Exercise goal:
Copy, from the entries below, each line in which the string "способствует" appears.

Provided material:

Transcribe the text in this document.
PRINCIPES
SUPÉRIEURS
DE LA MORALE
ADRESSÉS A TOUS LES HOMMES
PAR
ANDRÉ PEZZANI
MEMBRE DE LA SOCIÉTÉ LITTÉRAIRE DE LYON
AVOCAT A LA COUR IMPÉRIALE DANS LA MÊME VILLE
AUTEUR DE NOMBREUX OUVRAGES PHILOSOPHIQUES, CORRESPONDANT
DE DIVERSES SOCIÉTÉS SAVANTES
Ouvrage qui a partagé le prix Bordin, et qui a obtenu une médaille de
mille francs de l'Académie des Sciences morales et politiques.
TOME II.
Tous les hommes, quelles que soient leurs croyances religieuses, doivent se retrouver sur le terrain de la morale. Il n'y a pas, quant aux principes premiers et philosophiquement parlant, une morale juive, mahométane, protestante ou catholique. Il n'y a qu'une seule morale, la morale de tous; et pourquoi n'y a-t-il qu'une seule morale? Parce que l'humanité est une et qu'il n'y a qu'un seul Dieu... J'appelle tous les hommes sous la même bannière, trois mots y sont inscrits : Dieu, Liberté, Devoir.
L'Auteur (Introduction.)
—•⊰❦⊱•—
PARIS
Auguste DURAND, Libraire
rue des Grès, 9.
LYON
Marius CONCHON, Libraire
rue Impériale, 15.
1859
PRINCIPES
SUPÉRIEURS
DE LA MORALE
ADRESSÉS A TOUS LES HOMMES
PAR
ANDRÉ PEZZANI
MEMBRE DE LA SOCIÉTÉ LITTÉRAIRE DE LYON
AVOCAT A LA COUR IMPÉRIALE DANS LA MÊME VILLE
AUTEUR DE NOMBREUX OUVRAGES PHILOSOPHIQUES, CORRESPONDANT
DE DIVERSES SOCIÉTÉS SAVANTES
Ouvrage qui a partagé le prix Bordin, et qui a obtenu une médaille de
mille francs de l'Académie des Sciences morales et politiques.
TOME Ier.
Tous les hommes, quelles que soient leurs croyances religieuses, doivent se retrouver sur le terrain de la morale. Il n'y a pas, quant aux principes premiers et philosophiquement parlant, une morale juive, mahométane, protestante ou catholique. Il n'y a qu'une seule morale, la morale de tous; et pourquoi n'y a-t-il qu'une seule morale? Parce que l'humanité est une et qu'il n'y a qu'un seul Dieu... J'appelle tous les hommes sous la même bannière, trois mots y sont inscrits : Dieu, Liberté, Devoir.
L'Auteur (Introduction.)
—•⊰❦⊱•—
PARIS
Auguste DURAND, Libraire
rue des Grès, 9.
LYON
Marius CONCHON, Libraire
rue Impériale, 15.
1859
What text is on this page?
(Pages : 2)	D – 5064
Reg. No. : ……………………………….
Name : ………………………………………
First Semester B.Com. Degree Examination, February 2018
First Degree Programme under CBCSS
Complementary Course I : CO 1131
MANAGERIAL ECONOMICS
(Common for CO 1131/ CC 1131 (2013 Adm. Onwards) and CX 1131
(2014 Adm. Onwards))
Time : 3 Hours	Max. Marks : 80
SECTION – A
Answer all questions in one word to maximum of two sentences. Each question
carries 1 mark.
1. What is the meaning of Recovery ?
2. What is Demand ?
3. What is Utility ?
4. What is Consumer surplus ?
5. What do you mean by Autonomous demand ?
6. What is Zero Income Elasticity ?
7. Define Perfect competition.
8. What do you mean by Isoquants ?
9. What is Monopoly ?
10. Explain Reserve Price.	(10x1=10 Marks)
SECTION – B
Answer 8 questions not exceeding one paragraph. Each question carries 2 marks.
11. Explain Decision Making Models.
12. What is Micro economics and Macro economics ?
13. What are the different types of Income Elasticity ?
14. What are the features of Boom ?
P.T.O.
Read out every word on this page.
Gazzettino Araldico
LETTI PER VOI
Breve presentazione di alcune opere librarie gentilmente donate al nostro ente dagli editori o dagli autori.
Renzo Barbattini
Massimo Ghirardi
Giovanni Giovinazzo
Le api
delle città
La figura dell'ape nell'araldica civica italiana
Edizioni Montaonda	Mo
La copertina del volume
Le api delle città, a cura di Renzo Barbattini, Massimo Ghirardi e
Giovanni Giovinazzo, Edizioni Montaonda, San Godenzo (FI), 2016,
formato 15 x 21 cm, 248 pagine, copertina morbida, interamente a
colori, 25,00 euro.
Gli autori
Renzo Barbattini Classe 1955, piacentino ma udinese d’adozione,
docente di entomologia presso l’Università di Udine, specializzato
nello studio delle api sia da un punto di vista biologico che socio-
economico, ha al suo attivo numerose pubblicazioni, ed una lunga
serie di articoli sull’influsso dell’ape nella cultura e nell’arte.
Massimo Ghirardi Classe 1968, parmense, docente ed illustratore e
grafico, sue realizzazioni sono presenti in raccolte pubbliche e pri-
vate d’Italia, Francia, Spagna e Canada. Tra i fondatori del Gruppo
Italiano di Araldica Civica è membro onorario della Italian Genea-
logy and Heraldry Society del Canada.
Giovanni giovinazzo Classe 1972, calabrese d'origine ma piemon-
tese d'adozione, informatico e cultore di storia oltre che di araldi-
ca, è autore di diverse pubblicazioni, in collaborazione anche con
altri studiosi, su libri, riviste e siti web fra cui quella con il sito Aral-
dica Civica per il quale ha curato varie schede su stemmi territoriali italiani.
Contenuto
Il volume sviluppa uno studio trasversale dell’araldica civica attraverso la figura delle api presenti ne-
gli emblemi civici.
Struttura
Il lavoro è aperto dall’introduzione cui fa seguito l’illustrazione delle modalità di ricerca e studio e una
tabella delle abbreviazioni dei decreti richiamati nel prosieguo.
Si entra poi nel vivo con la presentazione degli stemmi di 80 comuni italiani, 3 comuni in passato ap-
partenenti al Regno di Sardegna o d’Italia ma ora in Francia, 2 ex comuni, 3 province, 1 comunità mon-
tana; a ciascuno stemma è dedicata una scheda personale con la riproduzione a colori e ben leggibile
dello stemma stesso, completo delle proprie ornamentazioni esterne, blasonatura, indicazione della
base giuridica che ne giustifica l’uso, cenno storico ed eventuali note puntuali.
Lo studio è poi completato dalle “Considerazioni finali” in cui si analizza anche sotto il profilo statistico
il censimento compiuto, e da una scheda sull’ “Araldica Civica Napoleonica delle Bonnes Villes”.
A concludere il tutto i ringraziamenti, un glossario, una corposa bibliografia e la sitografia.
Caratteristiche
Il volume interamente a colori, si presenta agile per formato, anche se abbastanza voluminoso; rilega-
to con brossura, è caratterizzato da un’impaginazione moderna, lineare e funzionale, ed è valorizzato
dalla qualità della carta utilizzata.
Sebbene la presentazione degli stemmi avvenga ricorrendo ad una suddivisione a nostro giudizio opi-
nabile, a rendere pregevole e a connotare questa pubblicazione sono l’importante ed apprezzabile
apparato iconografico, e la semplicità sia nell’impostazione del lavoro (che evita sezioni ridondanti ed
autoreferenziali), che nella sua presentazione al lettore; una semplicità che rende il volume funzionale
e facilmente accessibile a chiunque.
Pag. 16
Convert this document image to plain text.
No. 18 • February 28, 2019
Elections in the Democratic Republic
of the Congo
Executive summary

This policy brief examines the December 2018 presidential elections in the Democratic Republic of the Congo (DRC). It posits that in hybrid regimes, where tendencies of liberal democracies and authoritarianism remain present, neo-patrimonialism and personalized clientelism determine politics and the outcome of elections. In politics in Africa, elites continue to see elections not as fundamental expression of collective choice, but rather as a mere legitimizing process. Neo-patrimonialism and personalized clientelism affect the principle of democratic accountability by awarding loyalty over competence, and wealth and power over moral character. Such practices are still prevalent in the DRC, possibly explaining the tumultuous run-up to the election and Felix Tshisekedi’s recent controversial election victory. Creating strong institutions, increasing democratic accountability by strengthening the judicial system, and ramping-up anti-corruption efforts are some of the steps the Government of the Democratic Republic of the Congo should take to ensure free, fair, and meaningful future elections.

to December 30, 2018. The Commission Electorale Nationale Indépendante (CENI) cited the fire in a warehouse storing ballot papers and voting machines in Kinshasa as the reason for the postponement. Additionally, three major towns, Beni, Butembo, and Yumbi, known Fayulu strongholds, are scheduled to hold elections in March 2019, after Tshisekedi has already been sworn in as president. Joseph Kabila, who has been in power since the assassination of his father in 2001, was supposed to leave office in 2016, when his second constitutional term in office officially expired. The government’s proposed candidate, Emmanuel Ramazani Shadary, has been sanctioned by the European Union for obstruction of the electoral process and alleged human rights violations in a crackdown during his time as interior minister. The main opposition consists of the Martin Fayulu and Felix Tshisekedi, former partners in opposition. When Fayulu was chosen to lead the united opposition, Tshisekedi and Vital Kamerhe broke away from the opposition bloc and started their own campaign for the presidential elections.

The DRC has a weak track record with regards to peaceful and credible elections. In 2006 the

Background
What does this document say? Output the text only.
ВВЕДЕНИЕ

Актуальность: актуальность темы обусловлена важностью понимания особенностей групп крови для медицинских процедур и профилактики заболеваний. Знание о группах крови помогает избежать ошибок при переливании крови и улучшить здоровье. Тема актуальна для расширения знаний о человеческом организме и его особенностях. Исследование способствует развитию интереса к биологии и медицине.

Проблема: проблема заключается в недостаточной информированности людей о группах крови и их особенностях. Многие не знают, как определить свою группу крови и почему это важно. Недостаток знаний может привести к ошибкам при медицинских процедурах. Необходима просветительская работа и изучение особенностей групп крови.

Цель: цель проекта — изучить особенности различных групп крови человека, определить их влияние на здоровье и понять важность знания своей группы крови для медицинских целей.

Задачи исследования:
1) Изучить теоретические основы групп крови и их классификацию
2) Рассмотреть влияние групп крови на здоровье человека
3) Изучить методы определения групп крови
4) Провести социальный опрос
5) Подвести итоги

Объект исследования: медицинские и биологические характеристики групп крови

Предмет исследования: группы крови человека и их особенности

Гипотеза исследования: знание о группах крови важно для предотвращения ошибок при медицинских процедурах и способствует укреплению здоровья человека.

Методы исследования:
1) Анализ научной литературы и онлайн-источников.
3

Correct response:
Актуальность: актуальность темы обусловлена важностью понимания особенностей групп крови для медицинских процедур и профилактики заболеваний. Знание о группах крови помогает избежать ошибок при переливании крови и улучшить здоровье. Тема актуальна для расширения знаний о человеческом организме и его особенностях. Исследование способствует развитию интереса к биологии и медицине.
Гипотеза исследования: знание о группах крови важно для предотвращения ошибок при медицинских процедурах и способствует укреплению здоровья человека.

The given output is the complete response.